— Begin ENTRIES SUPPLIED —

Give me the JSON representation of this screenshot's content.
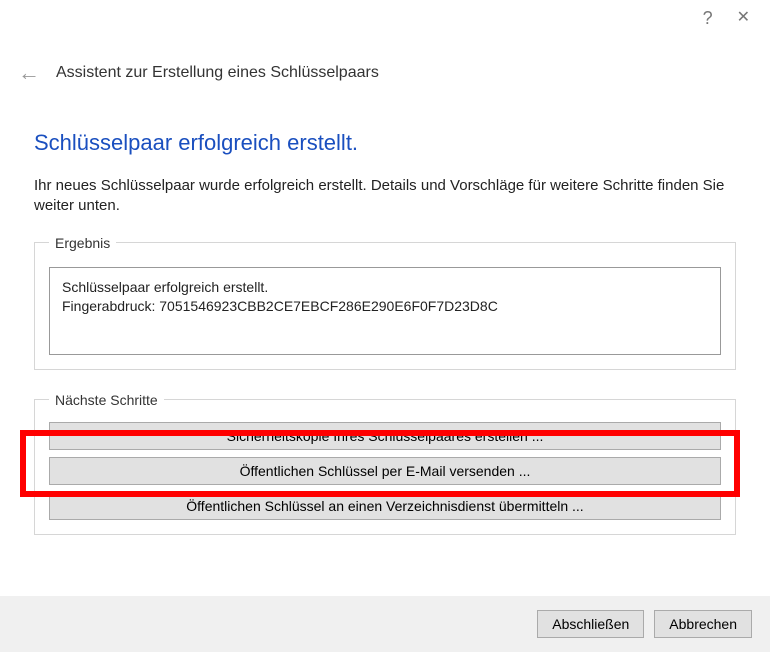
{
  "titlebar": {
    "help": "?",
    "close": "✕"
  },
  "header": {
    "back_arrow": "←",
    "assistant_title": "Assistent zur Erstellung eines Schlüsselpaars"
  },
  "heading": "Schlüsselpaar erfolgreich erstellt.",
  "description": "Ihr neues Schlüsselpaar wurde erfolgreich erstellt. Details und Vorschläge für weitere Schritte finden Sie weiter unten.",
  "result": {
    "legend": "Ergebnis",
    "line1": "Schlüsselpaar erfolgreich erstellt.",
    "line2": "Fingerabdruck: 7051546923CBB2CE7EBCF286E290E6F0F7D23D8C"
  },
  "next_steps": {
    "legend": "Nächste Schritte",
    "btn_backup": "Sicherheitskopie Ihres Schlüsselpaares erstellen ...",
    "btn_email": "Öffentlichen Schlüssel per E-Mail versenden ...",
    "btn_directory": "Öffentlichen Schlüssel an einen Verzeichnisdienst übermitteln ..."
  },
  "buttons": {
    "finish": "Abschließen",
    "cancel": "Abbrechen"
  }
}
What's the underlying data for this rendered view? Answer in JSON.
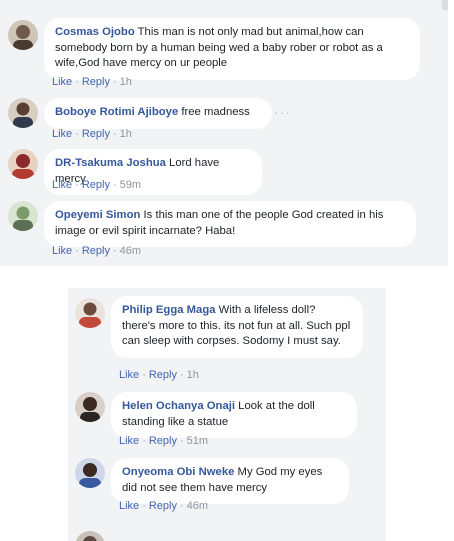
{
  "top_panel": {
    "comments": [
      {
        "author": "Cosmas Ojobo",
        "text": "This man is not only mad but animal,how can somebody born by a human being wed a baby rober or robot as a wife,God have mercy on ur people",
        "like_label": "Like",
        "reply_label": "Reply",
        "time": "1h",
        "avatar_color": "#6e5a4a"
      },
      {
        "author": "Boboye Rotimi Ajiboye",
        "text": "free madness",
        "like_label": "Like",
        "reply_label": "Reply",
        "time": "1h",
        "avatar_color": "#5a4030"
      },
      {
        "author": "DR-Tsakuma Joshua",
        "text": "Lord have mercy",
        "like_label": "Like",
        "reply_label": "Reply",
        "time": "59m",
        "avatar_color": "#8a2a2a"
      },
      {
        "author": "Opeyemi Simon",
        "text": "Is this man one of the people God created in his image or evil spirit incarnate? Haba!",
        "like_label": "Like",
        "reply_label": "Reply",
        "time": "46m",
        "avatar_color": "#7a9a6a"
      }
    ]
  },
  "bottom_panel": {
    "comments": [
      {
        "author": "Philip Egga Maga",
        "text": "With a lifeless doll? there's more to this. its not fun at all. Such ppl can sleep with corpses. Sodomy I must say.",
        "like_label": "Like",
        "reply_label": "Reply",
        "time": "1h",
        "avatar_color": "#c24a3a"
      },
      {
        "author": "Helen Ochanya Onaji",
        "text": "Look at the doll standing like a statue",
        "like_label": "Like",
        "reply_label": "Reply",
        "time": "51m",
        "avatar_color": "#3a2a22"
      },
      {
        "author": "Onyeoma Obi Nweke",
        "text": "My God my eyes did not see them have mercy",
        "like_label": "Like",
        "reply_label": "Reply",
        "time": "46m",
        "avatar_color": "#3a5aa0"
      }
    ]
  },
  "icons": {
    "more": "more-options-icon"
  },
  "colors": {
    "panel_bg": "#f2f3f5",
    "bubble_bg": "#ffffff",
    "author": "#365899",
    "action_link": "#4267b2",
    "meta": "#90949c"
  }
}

— End ENTRIES SUPPLIED —
— Begin ENTRIES SUPPLIED —

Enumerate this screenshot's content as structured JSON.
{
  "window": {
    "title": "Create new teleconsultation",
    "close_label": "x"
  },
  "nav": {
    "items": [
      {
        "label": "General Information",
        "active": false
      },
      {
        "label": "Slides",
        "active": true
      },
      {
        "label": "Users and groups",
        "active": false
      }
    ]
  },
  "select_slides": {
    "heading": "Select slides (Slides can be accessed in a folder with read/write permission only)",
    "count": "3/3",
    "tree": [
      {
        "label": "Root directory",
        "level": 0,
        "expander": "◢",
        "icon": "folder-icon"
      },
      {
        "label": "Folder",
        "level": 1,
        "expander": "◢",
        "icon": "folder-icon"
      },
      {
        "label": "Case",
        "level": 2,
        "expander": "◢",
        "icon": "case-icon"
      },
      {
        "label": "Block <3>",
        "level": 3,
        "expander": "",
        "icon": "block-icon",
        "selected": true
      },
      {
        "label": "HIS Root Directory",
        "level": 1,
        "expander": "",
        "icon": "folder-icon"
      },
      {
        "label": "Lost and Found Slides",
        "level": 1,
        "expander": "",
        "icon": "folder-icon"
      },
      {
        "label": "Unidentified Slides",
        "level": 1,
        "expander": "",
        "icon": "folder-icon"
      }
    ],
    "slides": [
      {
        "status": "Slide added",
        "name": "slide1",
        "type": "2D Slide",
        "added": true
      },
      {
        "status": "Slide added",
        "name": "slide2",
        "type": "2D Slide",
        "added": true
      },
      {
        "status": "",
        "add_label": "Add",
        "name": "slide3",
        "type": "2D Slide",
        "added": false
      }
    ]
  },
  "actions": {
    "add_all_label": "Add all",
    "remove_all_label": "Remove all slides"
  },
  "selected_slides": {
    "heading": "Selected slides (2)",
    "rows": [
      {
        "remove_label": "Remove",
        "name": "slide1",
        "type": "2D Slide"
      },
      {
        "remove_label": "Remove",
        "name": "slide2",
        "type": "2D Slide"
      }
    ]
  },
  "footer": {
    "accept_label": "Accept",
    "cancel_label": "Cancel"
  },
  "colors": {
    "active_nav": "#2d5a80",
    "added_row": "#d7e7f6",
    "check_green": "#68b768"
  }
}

— End ENTRIES SUPPLIED —

→ EXERCISE BRIEF
Using the listing above, pick out each line that contains the word "legend", then copy it.

→ WRITTEN RESPONSE
    "legend": "Ergebnis",
    "legend": "Nächste Schritte",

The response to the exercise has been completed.